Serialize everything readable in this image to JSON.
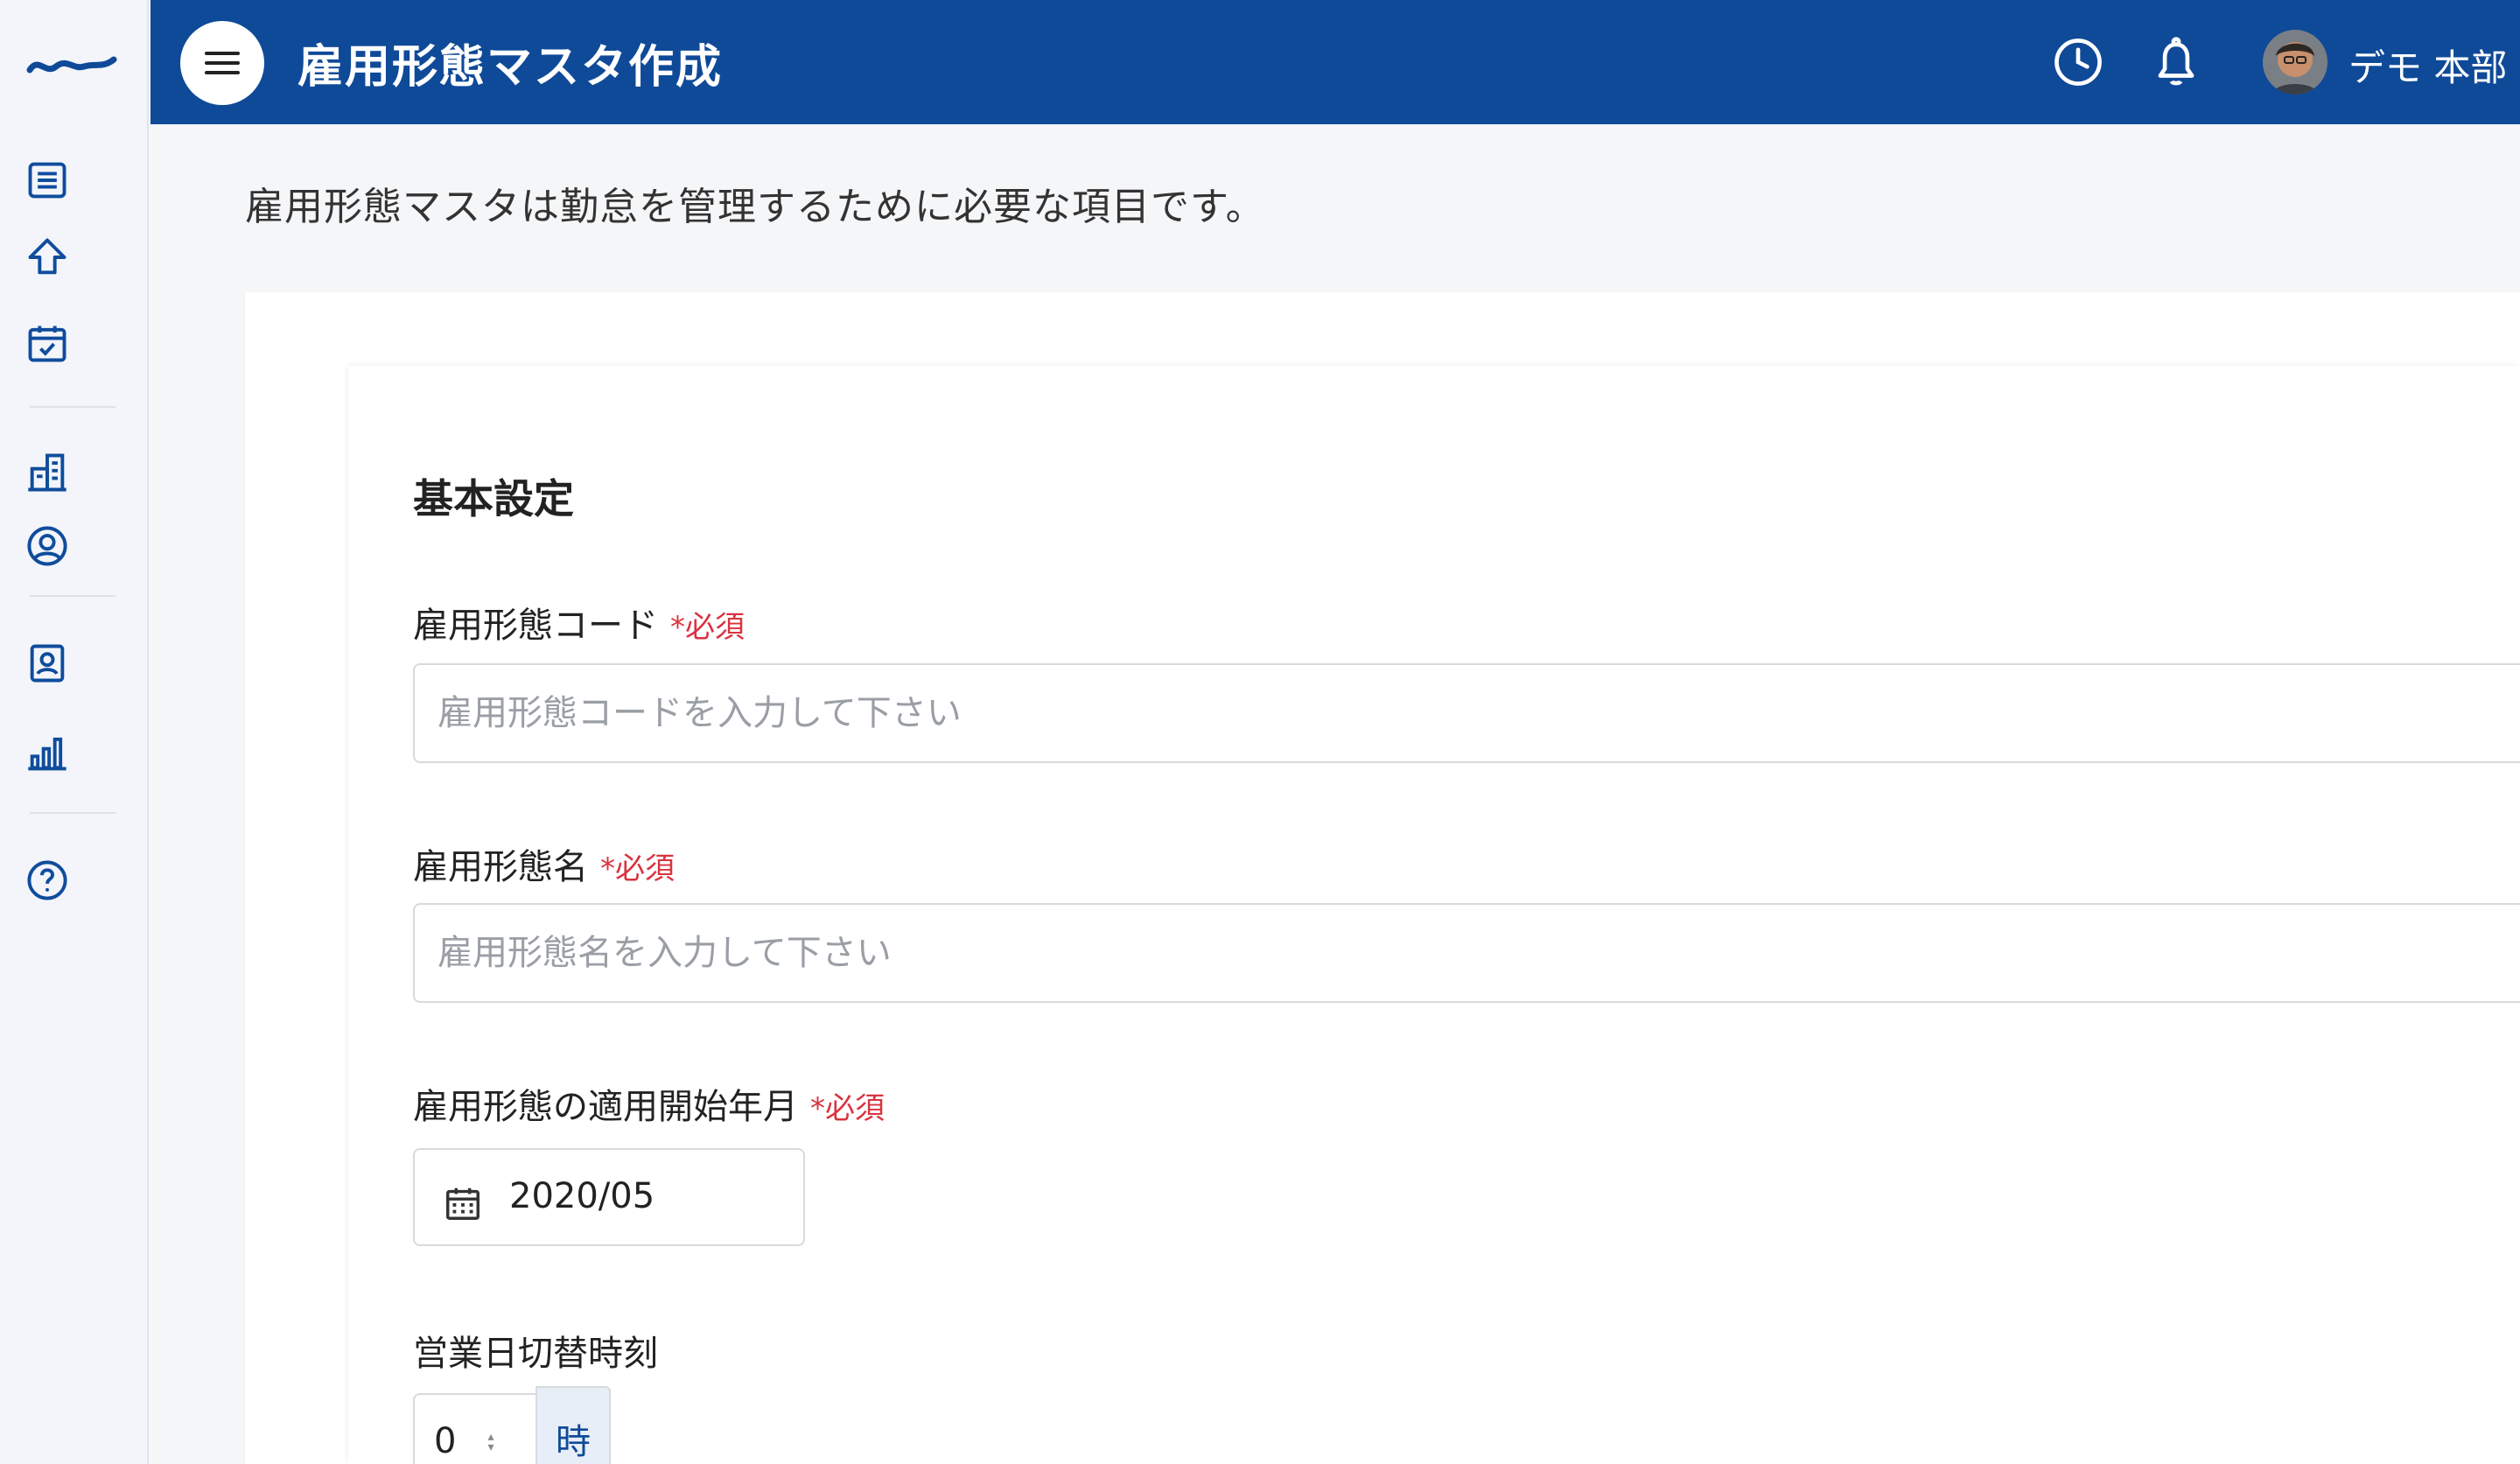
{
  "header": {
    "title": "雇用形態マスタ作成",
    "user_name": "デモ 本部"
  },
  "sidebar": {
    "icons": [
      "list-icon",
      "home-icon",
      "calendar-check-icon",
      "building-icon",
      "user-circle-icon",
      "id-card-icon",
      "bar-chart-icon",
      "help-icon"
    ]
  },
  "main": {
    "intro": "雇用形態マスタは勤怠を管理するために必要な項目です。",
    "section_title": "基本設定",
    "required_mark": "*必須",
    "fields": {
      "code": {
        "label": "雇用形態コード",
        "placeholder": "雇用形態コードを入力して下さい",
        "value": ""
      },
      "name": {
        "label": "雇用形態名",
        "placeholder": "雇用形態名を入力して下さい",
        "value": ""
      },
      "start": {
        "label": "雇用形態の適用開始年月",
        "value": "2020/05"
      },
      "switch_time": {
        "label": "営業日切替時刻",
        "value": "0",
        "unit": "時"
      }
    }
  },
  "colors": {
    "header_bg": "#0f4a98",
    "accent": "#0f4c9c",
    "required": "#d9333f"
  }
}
══════════
▸ The problem
What is the number of lines in the records that contain "placeholder"? Give that number only.

▸ Exercise output
2